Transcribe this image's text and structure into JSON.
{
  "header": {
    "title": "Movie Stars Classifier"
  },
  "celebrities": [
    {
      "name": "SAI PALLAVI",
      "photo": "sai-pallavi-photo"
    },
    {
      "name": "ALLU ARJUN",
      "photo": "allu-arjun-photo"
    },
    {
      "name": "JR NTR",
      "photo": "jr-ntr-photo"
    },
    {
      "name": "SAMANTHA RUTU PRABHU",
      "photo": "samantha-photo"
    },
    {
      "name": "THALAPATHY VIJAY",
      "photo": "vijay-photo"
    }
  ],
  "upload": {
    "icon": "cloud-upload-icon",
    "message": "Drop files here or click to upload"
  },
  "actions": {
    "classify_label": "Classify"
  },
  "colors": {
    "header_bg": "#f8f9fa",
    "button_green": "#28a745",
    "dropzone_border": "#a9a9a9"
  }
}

_WRITTEN TASK_. Retype the data exactly as given.

_TASK RESULT_.
Transcribe this image's text and structure into JSON.
{
  "header": {
    "title": "Movie Stars Classifier"
  },
  "celebrities": [
    {
      "name": "SAI PALLAVI",
      "photo": "sai-pallavi-photo"
    },
    {
      "name": "ALLU ARJUN",
      "photo": "allu-arjun-photo"
    },
    {
      "name": "JR NTR",
      "photo": "jr-ntr-photo"
    },
    {
      "name": "SAMANTHA RUTU PRABHU",
      "photo": "samantha-photo"
    },
    {
      "name": "THALAPATHY VIJAY",
      "photo": "vijay-photo"
    }
  ],
  "upload": {
    "icon": "cloud-upload-icon",
    "message": "Drop files here or click to upload"
  },
  "actions": {
    "classify_label": "Classify"
  },
  "colors": {
    "header_bg": "#f8f9fa",
    "button_green": "#28a745",
    "dropzone_border": "#a9a9a9"
  }
}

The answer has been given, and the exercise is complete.